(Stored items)
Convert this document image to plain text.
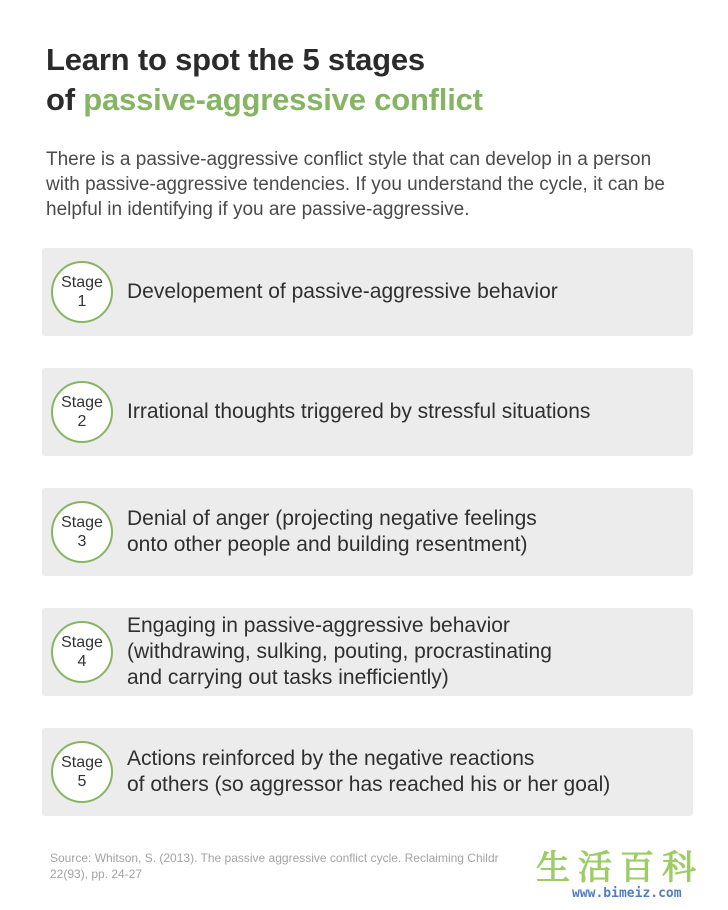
Learn to spot the 5 stages
of passive-aggressive conflict

There is a passive-aggressive conflict style that can develop in a person with passive-aggressive tendencies. If you understand the cycle, it can be helpful in identifying if you are passive-aggressive.

Stage
1 Developement of passive-aggressive behavior
Stage
2 Irrational thoughts triggered by stressful situations
Stage
3
Denial of anger (projecting negative feelings
onto other people and building resentment)
Stage
4
Engaging in passive-aggressive behavior
(withdrawing, sulking, pouting, procrastinating
and carrying out tasks inefficiently)
Stage
5
Actions reinforced by the negative reactions
of others (so aggressor has reached his or her goal)
Source: Whitson, S. (2013). The passive aggressive conflict cycle. Reclaiming Childr
22(93), pp. 24-27	生活百科
www.bimeiz.com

Problem details: Omit the pictures, then quote the rest of the material above exactly.

Answer below:
Convert this document image to plain text.
Learn to spot the 5 stages
of passive-aggressive conflict

There is a passive-aggressive conflict style that can develop in a person with passive-aggressive tendencies. If you understand the cycle, it can be helpful in identifying if you are passive-aggressive.

Stage
1 Developement of passive-aggressive behavior
Stage
2 Irrational thoughts triggered by stressful situations
Stage
3
Denial of anger (projecting negative feelings
onto other people and building resentment)
Stage
4
Engaging in passive-aggressive behavior
(withdrawing, sulking, pouting, procrastinating
and carrying out tasks inefficiently)
Stage
5
Actions reinforced by the negative reactions
of others (so aggressor has reached his or her goal)
Source: Whitson, S. (2013). The passive aggressive conflict cycle. Reclaiming Childr
22(93), pp. 24-27	生活百科
www.bimeiz.com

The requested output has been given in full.